*Your task:*
Repeat the whole listing exactly.

*Excerpted data:*

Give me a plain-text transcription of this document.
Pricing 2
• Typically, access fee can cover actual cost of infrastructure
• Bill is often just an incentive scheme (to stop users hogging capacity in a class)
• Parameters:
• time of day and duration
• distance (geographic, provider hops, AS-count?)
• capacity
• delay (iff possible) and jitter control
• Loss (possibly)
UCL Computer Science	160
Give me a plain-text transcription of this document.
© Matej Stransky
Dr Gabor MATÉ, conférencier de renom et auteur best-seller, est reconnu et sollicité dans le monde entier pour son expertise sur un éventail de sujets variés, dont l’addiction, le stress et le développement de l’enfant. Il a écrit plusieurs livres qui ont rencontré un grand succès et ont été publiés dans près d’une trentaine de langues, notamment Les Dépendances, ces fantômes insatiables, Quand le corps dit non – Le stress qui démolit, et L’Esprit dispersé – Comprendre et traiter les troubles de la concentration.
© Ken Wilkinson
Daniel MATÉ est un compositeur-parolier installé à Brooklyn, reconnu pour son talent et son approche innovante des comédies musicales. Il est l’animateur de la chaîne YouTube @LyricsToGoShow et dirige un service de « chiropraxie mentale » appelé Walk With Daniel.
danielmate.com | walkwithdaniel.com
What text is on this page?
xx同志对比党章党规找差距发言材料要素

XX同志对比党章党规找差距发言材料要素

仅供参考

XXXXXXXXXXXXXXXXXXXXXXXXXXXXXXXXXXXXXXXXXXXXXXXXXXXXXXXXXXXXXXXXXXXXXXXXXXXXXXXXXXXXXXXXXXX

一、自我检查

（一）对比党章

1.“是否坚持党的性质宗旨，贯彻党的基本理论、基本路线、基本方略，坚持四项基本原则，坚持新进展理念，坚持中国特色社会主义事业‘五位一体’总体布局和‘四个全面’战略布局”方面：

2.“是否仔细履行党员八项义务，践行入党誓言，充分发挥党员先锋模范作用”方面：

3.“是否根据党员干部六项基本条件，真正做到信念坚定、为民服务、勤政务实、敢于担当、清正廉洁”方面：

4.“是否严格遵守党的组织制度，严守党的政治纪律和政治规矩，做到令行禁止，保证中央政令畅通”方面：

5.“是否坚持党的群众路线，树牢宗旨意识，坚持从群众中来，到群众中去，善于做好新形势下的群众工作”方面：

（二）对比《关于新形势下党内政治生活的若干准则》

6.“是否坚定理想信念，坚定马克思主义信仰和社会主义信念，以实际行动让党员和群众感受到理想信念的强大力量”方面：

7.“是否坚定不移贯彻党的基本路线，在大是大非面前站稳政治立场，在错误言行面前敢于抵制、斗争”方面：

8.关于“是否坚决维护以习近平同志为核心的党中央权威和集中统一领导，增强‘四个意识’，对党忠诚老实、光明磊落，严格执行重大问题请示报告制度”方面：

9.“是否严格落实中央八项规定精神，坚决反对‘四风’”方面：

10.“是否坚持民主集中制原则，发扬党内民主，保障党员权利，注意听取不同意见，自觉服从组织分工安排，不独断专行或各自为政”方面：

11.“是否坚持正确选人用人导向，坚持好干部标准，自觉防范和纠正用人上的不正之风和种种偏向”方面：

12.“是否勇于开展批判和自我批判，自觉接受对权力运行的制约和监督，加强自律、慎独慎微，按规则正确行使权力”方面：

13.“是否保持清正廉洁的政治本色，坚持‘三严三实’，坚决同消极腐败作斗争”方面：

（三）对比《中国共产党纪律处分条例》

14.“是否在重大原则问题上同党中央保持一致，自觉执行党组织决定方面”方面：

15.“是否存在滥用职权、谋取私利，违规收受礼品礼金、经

*Task response:*
Give me a plain-text transcription of this document.
Pricing 2
• Typically, access fee can cover actual cost of infrastructure
• Bill is often just an incentive scheme (to stop users hogging capacity in a class)
• Parameters:
• time of day and duration
• distance (geographic, provider hops, AS-count?)
• capacity
• delay (iff possible) and jitter control
• Loss (possibly)
UCL Computer Science	160
Give me a plain-text transcription of this document.
© Matej Stransky
Dr Gabor MATÉ, conférencier de renom et auteur best-seller, est reconnu et sollicité dans le monde entier pour son expertise sur un éventail de sujets variés, dont l’addiction, le stress et le développement de l’enfant. Il a écrit plusieurs livres qui ont rencontré un grand succès et ont été publiés dans près d’une trentaine de langues, notamment Les Dépendances, ces fantômes insatiables, Quand le corps dit non – Le stress qui démolit, et L’Esprit dispersé – Comprendre et traiter les troubles de la concentration.
© Ken Wilkinson
Daniel MATÉ est un compositeur-parolier installé à Brooklyn, reconnu pour son talent et son approche innovante des comédies musicales. Il est l’animateur de la chaîne YouTube @LyricsToGoShow et dirige un service de « chiropraxie mentale » appelé Walk With Daniel.
danielmate.com | walkwithdaniel.com
What text is on this page?
xx同志对比党章党规找差距发言材料要素

XX同志对比党章党规找差距发言材料要素

仅供参考

XXXXXXXXXXXXXXXXXXXXXXXXXXXXXXXXXXXXXXXXXXXXXXXXXXXXXXXXXXXXXXXXXXXXXXXXXXXXXXXXXXXXXXXXXXX

一、自我检查

（一）对比党章

1.“是否坚持党的性质宗旨，贯彻党的基本理论、基本路线、基本方略，坚持四项基本原则，坚持新进展理念，坚持中国特色社会主义事业‘五位一体’总体布局和‘四个全面’战略布局”方面：

2.“是否仔细履行党员八项义务，践行入党誓言，充分发挥党员先锋模范作用”方面：

3.“是否根据党员干部六项基本条件，真正做到信念坚定、为民服务、勤政务实、敢于担当、清正廉洁”方面：

4.“是否严格遵守党的组织制度，严守党的政治纪律和政治规矩，做到令行禁止，保证中央政令畅通”方面：

5.“是否坚持党的群众路线，树牢宗旨意识，坚持从群众中来，到群众中去，善于做好新形势下的群众工作”方面：

（二）对比《关于新形势下党内政治生活的若干准则》

6.“是否坚定理想信念，坚定马克思主义信仰和社会主义信念，以实际行动让党员和群众感受到理想信念的强大力量”方面：

7.“是否坚定不移贯彻党的基本路线，在大是大非面前站稳政治立场，在错误言行面前敢于抵制、斗争”方面：

8.关于“是否坚决维护以习近平同志为核心的党中央权威和集中统一领导，增强‘四个意识’，对党忠诚老实、光明磊落，严格执行重大问题请示报告制度”方面：

9.“是否严格落实中央八项规定精神，坚决反对‘四风’”方面：

10.“是否坚持民主集中制原则，发扬党内民主，保障党员权利，注意听取不同意见，自觉服从组织分工安排，不独断专行或各自为政”方面：

11.“是否坚持正确选人用人导向，坚持好干部标准，自觉防范和纠正用人上的不正之风和种种偏向”方面：

12.“是否勇于开展批判和自我批判，自觉接受对权力运行的制约和监督，加强自律、慎独慎微，按规则正确行使权力”方面：

13.“是否保持清正廉洁的政治本色，坚持‘三严三实’，坚决同消极腐败作斗争”方面：

（三）对比《中国共产党纪律处分条例》

14.“是否在重大原则问题上同党中央保持一致，自觉执行党组织决定方面”方面：

15.“是否存在滥用职权、谋取私利，违规收受礼品礼金、经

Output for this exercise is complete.